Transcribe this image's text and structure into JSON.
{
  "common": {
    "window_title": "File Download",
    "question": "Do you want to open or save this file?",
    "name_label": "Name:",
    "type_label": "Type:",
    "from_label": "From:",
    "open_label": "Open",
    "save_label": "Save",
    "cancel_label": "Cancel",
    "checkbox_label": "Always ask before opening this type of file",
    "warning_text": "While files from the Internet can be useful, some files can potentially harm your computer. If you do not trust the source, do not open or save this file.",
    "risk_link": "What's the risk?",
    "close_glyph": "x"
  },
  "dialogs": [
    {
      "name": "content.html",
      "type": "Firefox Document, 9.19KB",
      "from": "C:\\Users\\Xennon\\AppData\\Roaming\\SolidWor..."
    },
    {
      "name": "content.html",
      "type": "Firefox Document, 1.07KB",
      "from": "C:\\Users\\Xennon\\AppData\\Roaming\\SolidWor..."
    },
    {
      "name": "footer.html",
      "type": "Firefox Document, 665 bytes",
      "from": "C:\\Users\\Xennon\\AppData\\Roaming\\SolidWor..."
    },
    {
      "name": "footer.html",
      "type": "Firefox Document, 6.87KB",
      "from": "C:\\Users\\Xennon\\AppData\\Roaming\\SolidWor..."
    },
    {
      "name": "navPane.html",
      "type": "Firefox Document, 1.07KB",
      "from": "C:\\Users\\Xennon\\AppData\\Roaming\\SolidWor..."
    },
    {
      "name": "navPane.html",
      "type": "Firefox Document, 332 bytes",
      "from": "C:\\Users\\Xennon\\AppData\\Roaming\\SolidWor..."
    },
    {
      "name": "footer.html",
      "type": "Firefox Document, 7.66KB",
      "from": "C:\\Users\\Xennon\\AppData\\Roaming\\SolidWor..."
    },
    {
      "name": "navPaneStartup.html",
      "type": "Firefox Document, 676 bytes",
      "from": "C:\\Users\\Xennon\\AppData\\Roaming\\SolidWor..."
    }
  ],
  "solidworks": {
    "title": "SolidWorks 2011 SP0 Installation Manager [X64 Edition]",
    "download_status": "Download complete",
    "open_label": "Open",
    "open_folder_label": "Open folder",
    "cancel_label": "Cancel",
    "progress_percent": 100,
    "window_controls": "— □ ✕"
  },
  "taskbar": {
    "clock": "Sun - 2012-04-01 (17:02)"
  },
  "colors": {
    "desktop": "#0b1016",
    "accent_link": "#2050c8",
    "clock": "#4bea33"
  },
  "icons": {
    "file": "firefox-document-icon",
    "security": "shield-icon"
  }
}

·····

**WORK TO BE COMPLETED**
Above are the records; retype every one exactly.

**COMPLETE ANSWER**
Transcribe this image's text and structure into JSON.
{
  "common": {
    "window_title": "File Download",
    "question": "Do you want to open or save this file?",
    "name_label": "Name:",
    "type_label": "Type:",
    "from_label": "From:",
    "open_label": "Open",
    "save_label": "Save",
    "cancel_label": "Cancel",
    "checkbox_label": "Always ask before opening this type of file",
    "warning_text": "While files from the Internet can be useful, some files can potentially harm your computer. If you do not trust the source, do not open or save this file.",
    "risk_link": "What's the risk?",
    "close_glyph": "x"
  },
  "dialogs": [
    {
      "name": "content.html",
      "type": "Firefox Document, 9.19KB",
      "from": "C:\\Users\\Xennon\\AppData\\Roaming\\SolidWor..."
    },
    {
      "name": "content.html",
      "type": "Firefox Document, 1.07KB",
      "from": "C:\\Users\\Xennon\\AppData\\Roaming\\SolidWor..."
    },
    {
      "name": "footer.html",
      "type": "Firefox Document, 665 bytes",
      "from": "C:\\Users\\Xennon\\AppData\\Roaming\\SolidWor..."
    },
    {
      "name": "footer.html",
      "type": "Firefox Document, 6.87KB",
      "from": "C:\\Users\\Xennon\\AppData\\Roaming\\SolidWor..."
    },
    {
      "name": "navPane.html",
      "type": "Firefox Document, 1.07KB",
      "from": "C:\\Users\\Xennon\\AppData\\Roaming\\SolidWor..."
    },
    {
      "name": "navPane.html",
      "type": "Firefox Document, 332 bytes",
      "from": "C:\\Users\\Xennon\\AppData\\Roaming\\SolidWor..."
    },
    {
      "name": "footer.html",
      "type": "Firefox Document, 7.66KB",
      "from": "C:\\Users\\Xennon\\AppData\\Roaming\\SolidWor..."
    },
    {
      "name": "navPaneStartup.html",
      "type": "Firefox Document, 676 bytes",
      "from": "C:\\Users\\Xennon\\AppData\\Roaming\\SolidWor..."
    }
  ],
  "solidworks": {
    "title": "SolidWorks 2011 SP0 Installation Manager [X64 Edition]",
    "download_status": "Download complete",
    "open_label": "Open",
    "open_folder_label": "Open folder",
    "cancel_label": "Cancel",
    "progress_percent": 100,
    "window_controls": "— □ ✕"
  },
  "taskbar": {
    "clock": "Sun - 2012-04-01 (17:02)"
  },
  "colors": {
    "desktop": "#0b1016",
    "accent_link": "#2050c8",
    "clock": "#4bea33"
  },
  "icons": {
    "file": "firefox-document-icon",
    "security": "shield-icon"
  }
}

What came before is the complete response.